- **WRITTEN EXERCISE**: Each record must be reproduced exactly as it is shown.

----

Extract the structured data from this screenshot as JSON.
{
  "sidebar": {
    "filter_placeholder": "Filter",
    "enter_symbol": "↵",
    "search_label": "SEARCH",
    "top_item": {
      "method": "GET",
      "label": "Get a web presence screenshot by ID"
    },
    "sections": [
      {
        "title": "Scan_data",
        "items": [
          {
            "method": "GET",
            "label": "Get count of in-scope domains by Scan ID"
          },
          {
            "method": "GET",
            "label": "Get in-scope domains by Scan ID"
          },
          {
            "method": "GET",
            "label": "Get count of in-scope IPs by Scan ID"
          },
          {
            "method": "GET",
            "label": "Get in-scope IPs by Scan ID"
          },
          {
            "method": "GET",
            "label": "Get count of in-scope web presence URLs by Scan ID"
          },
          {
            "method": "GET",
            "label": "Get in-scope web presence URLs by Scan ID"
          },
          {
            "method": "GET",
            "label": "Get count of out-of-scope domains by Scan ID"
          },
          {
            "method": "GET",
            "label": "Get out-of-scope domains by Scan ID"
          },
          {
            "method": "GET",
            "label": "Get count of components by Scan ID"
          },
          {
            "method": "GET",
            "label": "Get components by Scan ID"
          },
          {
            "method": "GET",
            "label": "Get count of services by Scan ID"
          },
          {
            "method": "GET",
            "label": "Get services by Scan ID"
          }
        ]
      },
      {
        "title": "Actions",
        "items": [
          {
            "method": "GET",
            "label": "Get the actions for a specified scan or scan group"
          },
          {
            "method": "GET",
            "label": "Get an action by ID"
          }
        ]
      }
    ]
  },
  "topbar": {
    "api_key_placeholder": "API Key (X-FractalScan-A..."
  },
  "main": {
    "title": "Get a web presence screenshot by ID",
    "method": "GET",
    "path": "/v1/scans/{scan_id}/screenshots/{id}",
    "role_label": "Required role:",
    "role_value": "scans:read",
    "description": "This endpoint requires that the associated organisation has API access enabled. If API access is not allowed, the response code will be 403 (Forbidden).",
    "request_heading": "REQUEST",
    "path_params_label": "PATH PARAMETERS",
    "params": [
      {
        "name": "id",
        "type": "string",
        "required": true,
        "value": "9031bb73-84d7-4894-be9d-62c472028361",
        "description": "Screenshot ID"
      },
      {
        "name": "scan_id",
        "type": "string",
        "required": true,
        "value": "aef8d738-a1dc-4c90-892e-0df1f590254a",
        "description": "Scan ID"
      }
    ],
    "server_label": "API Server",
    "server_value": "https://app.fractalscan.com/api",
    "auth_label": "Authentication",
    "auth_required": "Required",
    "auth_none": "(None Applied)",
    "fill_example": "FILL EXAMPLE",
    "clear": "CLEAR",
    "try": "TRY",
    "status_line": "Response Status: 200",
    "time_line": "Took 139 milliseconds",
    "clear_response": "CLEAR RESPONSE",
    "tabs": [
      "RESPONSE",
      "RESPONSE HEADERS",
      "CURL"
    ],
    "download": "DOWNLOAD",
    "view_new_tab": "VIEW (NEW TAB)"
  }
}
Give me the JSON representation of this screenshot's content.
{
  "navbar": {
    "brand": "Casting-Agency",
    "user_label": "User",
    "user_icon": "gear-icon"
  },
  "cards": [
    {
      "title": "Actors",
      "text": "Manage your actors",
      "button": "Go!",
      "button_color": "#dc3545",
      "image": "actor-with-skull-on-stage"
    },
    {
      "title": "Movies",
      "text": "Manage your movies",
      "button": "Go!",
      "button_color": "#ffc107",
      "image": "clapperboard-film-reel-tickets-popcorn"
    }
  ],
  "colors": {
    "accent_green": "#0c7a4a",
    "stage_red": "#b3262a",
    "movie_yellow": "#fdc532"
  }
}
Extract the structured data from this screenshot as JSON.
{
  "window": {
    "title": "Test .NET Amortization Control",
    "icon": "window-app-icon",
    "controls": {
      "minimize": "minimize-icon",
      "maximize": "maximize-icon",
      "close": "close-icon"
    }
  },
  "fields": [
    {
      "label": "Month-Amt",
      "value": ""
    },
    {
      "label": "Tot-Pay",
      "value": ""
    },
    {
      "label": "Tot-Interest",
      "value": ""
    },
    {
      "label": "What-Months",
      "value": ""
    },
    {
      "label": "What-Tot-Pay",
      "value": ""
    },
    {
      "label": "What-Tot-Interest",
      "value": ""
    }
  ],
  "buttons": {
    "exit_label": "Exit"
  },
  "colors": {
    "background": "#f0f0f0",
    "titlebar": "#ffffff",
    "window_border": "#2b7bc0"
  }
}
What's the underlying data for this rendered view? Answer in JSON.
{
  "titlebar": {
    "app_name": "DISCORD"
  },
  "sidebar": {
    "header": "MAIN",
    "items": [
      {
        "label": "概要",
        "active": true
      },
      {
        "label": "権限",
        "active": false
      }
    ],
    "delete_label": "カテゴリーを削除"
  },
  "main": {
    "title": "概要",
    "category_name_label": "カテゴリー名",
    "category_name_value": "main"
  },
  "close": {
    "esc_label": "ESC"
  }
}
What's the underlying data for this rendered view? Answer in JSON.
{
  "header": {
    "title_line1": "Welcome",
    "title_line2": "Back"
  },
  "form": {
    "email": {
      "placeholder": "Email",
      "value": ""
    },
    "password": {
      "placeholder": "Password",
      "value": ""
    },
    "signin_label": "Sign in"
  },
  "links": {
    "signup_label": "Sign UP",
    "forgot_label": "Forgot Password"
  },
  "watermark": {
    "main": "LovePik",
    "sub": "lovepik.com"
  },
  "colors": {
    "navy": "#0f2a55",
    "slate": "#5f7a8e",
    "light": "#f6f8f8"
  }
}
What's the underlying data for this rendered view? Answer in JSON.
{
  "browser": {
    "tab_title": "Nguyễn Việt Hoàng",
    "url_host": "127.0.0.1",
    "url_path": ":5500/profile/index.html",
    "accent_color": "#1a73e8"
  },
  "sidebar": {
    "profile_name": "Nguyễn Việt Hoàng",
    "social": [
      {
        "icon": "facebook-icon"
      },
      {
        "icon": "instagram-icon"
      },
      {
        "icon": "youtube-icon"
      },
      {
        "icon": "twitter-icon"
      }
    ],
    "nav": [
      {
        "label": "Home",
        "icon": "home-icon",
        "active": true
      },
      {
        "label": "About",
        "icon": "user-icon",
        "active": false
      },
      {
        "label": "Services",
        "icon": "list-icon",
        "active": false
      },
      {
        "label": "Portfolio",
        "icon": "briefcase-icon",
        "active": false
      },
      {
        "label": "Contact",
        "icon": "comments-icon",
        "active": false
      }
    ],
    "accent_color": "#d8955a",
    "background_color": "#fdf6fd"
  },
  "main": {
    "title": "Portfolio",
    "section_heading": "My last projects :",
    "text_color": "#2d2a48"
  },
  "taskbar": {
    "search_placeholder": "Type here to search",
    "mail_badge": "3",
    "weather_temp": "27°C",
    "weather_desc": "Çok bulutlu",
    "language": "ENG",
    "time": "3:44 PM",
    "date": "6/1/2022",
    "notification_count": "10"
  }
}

----

- **RESULT OF THE EXERCISE**:
Extract the structured data from this screenshot as JSON.
{
  "sidebar": {
    "filter_placeholder": "Filter",
    "enter_symbol": "↵",
    "search_label": "SEARCH",
    "top_item": {
      "method": "GET",
      "label": "Get a web presence screenshot by ID"
    },
    "sections": [
      {
        "title": "Scan_data",
        "items": [
          {
            "method": "GET",
            "label": "Get count of in-scope domains by Scan ID"
          },
          {
            "method": "GET",
            "label": "Get in-scope domains by Scan ID"
          },
          {
            "method": "GET",
            "label": "Get count of in-scope IPs by Scan ID"
          },
          {
            "method": "GET",
            "label": "Get in-scope IPs by Scan ID"
          },
          {
            "method": "GET",
            "label": "Get count of in-scope web presence URLs by Scan ID"
          },
          {
            "method": "GET",
            "label": "Get in-scope web presence URLs by Scan ID"
          },
          {
            "method": "GET",
            "label": "Get count of out-of-scope domains by Scan ID"
          },
          {
            "method": "GET",
            "label": "Get out-of-scope domains by Scan ID"
          },
          {
            "method": "GET",
            "label": "Get count of components by Scan ID"
          },
          {
            "method": "GET",
            "label": "Get components by Scan ID"
          },
          {
            "method": "GET",
            "label": "Get count of services by Scan ID"
          },
          {
            "method": "GET",
            "label": "Get services by Scan ID"
          }
        ]
      },
      {
        "title": "Actions",
        "items": [
          {
            "method": "GET",
            "label": "Get the actions for a specified scan or scan group"
          },
          {
            "method": "GET",
            "label": "Get an action by ID"
          }
        ]
      }
    ]
  },
  "topbar": {
    "api_key_placeholder": "API Key (X-FractalScan-A..."
  },
  "main": {
    "title": "Get a web presence screenshot by ID",
    "method": "GET",
    "path": "/v1/scans/{scan_id}/screenshots/{id}",
    "role_label": "Required role:",
    "role_value": "scans:read",
    "description": "This endpoint requires that the associated organisation has API access enabled. If API access is not allowed, the response code will be 403 (Forbidden).",
    "request_heading": "REQUEST",
    "path_params_label": "PATH PARAMETERS",
    "params": [
      {
        "name": "id",
        "type": "string",
        "required": true,
        "value": "9031bb73-84d7-4894-be9d-62c472028361",
        "description": "Screenshot ID"
      },
      {
        "name": "scan_id",
        "type": "string",
        "required": true,
        "value": "aef8d738-a1dc-4c90-892e-0df1f590254a",
        "description": "Scan ID"
      }
    ],
    "server_label": "API Server",
    "server_value": "https://app.fractalscan.com/api",
    "auth_label": "Authentication",
    "auth_required": "Required",
    "auth_none": "(None Applied)",
    "fill_example": "FILL EXAMPLE",
    "clear": "CLEAR",
    "try": "TRY",
    "status_line": "Response Status: 200",
    "time_line": "Took 139 milliseconds",
    "clear_response": "CLEAR RESPONSE",
    "tabs": [
      "RESPONSE",
      "RESPONSE HEADERS",
      "CURL"
    ],
    "download": "DOWNLOAD",
    "view_new_tab": "VIEW (NEW TAB)"
  }
}
Give me the JSON representation of this screenshot's content.
{
  "navbar": {
    "brand": "Casting-Agency",
    "user_label": "User",
    "user_icon": "gear-icon"
  },
  "cards": [
    {
      "title": "Actors",
      "text": "Manage your actors",
      "button": "Go!",
      "button_color": "#dc3545",
      "image": "actor-with-skull-on-stage"
    },
    {
      "title": "Movies",
      "text": "Manage your movies",
      "button": "Go!",
      "button_color": "#ffc107",
      "image": "clapperboard-film-reel-tickets-popcorn"
    }
  ],
  "colors": {
    "accent_green": "#0c7a4a",
    "stage_red": "#b3262a",
    "movie_yellow": "#fdc532"
  }
}
Extract the structured data from this screenshot as JSON.
{
  "window": {
    "title": "Test .NET Amortization Control",
    "icon": "window-app-icon",
    "controls": {
      "minimize": "minimize-icon",
      "maximize": "maximize-icon",
      "close": "close-icon"
    }
  },
  "fields": [
    {
      "label": "Month-Amt",
      "value": ""
    },
    {
      "label": "Tot-Pay",
      "value": ""
    },
    {
      "label": "Tot-Interest",
      "value": ""
    },
    {
      "label": "What-Months",
      "value": ""
    },
    {
      "label": "What-Tot-Pay",
      "value": ""
    },
    {
      "label": "What-Tot-Interest",
      "value": ""
    }
  ],
  "buttons": {
    "exit_label": "Exit"
  },
  "colors": {
    "background": "#f0f0f0",
    "titlebar": "#ffffff",
    "window_border": "#2b7bc0"
  }
}
What's the underlying data for this rendered view? Answer in JSON.
{
  "titlebar": {
    "app_name": "DISCORD"
  },
  "sidebar": {
    "header": "MAIN",
    "items": [
      {
        "label": "概要",
        "active": true
      },
      {
        "label": "権限",
        "active": false
      }
    ],
    "delete_label": "カテゴリーを削除"
  },
  "main": {
    "title": "概要",
    "category_name_label": "カテゴリー名",
    "category_name_value": "main"
  },
  "close": {
    "esc_label": "ESC"
  }
}
What's the underlying data for this rendered view? Answer in JSON.
{
  "header": {
    "title_line1": "Welcome",
    "title_line2": "Back"
  },
  "form": {
    "email": {
      "placeholder": "Email",
      "value": ""
    },
    "password": {
      "placeholder": "Password",
      "value": ""
    },
    "signin_label": "Sign in"
  },
  "links": {
    "signup_label": "Sign UP",
    "forgot_label": "Forgot Password"
  },
  "watermark": {
    "main": "LovePik",
    "sub": "lovepik.com"
  },
  "colors": {
    "navy": "#0f2a55",
    "slate": "#5f7a8e",
    "light": "#f6f8f8"
  }
}
What's the underlying data for this rendered view? Answer in JSON.
{
  "browser": {
    "tab_title": "Nguyễn Việt Hoàng",
    "url_host": "127.0.0.1",
    "url_path": ":5500/profile/index.html",
    "accent_color": "#1a73e8"
  },
  "sidebar": {
    "profile_name": "Nguyễn Việt Hoàng",
    "social": [
      {
        "icon": "facebook-icon"
      },
      {
        "icon": "instagram-icon"
      },
      {
        "icon": "youtube-icon"
      },
      {
        "icon": "twitter-icon"
      }
    ],
    "nav": [
      {
        "label": "Home",
        "icon": "home-icon",
        "active": true
      },
      {
        "label": "About",
        "icon": "user-icon",
        "active": false
      },
      {
        "label": "Services",
        "icon": "list-icon",
        "active": false
      },
      {
        "label": "Portfolio",
        "icon": "briefcase-icon",
        "active": false
      },
      {
        "label": "Contact",
        "icon": "comments-icon",
        "active": false
      }
    ],
    "accent_color": "#d8955a",
    "background_color": "#fdf6fd"
  },
  "main": {
    "title": "Portfolio",
    "section_heading": "My last projects :",
    "text_color": "#2d2a48"
  },
  "taskbar": {
    "search_placeholder": "Type here to search",
    "mail_badge": "3",
    "weather_temp": "27°C",
    "weather_desc": "Çok bulutlu",
    "language": "ENG",
    "time": "3:44 PM",
    "date": "6/1/2022",
    "notification_count": "10"
  }
}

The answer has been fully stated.